AIM OF THE EXERCISE:
Reproduce the portion of the book review that begins with the words "Well, that is" and ends after "topsiders currently reside.", word for word.

PROVIDED TEXT:

* * * * *

ROANOKE TIMES

                         Roanoke Times
                 Copyright (c) 1995, Landmark Communications, Inc.

DATE: SUNDAY, July 23, 1995                   TAG: 9507250034
SECTION: BOOKS                    PAGE: G-4   EDITION: METRO 
SOURCE: REVIEWED BY LARRY SHIELD
DATELINE:                                 LENGTH: Medium


FORD'S `DAY' IS CHALLENGING, SURPRISING

INDEPENDENCE DAY. By Richard Ford. Knopf. $24.

Imagine a world where a real estate agent who, when writing an editorial for an in-house journal, wishes he could say, ``things could get worse in a hurry. Now is the time to test the realty waters. Sell! (or Buy).''

Frank Bascombe, 10 years older than when author Richard Ford first introduced him in ``The Sportswriter,'' has left the newsroom for the living rooms of Haddam, N.J., to enter the zero-sum game of flogging real estate. Along the way he has lost his wife and his house, but acquired a desire to ``ignore much of what I don't like or that seems worrisome and embroiling.'' Then Bascomb's world receives the ripples of his son Paul's arrest for stealing condoms. Having assaulted a female security officer during the robbery, the miscreant was forced to undergo counseling. The counseling was successful except in one small area - Paul now tends to bark like a dog during times when such barking in not wholly appropriate.

To help his troubled son, Frank decides on the best therapy known to him - visiting the most sports halls of fame possible in the two days available to them.

Well, that is the Cliff Notes precis of the plot. The joy of the book is the rambling thoughts and character studies which comprise the bulk of the 451 pages. Written in an unusual first-person, present-tense style, the book is not an easy read. Ford constantly causes the reader discomfort by having action envelop him like an unseen fog bank at dawn. While not stream of consciousness, ``Independence Day'' is stream of experience. Little exposition is given the reader of what lies ahead in Basombe's vision of life. His vision barely extends past the crack in the sidewalk where his topsiders currently reside.

Each time he takes a step, the reader is offered a new view life - well maybe a just a slightly newer view - surprising and unexpected.

Larry Shield trains dogs and horses in Franklin County.

* * * * *

Bounding box prediction data:
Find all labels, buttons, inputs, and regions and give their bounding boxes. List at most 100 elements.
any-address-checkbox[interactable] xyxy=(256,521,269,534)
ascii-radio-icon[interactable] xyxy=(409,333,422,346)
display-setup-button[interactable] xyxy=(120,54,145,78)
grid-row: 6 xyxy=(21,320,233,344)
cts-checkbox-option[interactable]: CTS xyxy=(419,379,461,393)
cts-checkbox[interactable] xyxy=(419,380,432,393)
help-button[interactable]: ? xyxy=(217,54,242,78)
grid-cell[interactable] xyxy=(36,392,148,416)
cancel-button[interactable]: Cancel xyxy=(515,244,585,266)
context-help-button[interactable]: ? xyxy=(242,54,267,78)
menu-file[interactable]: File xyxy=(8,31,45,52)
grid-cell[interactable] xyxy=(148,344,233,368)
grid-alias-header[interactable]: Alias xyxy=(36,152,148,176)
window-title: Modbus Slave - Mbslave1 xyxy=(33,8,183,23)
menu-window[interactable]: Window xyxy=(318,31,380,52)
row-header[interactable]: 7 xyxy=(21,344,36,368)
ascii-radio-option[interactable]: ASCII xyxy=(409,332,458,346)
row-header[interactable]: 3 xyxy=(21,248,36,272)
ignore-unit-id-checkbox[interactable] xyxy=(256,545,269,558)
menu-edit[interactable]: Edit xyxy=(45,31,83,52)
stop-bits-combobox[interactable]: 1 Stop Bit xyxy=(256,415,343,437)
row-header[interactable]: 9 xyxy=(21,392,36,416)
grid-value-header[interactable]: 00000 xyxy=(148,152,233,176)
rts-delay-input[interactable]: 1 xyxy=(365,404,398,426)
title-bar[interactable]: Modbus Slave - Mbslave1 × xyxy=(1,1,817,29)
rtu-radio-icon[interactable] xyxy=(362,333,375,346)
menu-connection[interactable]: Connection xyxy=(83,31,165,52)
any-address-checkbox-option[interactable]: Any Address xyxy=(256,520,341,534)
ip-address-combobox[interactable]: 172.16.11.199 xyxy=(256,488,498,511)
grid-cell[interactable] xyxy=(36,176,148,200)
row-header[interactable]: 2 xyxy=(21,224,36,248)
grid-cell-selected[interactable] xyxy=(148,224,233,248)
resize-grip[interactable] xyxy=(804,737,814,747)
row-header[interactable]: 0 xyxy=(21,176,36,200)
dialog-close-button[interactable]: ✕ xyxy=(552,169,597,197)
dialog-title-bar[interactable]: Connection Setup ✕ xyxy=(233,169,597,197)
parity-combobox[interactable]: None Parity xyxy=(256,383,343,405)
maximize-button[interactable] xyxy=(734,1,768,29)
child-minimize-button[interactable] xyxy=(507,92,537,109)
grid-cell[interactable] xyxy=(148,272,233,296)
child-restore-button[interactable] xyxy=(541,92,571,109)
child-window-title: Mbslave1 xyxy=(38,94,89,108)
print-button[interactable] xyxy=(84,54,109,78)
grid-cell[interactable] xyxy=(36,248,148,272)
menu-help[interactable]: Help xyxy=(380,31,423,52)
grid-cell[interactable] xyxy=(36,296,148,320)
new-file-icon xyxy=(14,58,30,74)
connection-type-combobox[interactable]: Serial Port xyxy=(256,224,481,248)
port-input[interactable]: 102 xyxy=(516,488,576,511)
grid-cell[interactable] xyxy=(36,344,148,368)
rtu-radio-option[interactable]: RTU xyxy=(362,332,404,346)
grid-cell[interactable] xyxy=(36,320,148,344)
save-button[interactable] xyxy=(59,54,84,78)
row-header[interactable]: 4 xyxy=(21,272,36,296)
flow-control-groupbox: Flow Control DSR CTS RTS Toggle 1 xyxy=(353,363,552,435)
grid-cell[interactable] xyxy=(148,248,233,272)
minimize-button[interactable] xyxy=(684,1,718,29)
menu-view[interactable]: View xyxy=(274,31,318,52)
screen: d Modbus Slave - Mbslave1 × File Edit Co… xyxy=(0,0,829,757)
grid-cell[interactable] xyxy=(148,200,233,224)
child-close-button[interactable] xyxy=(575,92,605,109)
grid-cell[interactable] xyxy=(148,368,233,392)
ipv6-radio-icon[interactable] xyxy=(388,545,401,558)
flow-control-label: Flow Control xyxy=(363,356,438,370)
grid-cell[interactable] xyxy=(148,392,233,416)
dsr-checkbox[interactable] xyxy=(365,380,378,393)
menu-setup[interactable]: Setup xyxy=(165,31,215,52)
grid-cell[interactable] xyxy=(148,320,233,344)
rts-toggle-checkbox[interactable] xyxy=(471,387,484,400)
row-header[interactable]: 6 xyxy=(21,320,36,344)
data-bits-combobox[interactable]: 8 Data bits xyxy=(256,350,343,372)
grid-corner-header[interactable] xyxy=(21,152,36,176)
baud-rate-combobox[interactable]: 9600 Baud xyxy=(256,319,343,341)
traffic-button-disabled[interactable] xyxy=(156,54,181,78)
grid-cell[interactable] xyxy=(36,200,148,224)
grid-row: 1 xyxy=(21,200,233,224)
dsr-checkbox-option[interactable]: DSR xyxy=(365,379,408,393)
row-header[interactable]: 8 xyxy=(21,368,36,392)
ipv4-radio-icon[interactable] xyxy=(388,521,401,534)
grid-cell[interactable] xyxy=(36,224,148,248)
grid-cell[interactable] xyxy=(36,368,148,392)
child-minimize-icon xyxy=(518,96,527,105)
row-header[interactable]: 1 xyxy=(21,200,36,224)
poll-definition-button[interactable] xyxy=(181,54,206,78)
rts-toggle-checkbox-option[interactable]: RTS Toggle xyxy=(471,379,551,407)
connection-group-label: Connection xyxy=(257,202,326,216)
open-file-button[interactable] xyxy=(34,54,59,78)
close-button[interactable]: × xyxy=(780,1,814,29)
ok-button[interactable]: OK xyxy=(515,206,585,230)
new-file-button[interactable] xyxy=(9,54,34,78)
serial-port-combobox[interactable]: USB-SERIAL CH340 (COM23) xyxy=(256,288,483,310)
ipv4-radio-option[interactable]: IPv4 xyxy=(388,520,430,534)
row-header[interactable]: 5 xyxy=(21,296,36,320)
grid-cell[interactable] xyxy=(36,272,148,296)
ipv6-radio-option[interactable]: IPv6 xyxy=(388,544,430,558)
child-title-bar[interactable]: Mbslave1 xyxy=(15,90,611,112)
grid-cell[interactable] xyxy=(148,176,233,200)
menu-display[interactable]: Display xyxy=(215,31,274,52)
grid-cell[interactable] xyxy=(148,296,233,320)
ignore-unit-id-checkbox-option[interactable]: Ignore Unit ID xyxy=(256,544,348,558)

* * * * *

PROBLEM SOLUTION:
Well, that is the Cliff Notes precis of the plot. The joy of the book is the rambling thoughts and character studies which comprise the bulk of the 451 pages. Written in an unusual first-person, present-tense style, the book is not an easy read. Ford constantly causes the reader discomfort by having action envelop him like an unseen fog bank at dawn. While not stream of consciousness, ``Independence Day'' is stream of experience. Little exposition is given the reader of what lies ahead in Basombe's vision of life. His vision barely extends past the crack in the sidewalk where his topsiders currently reside.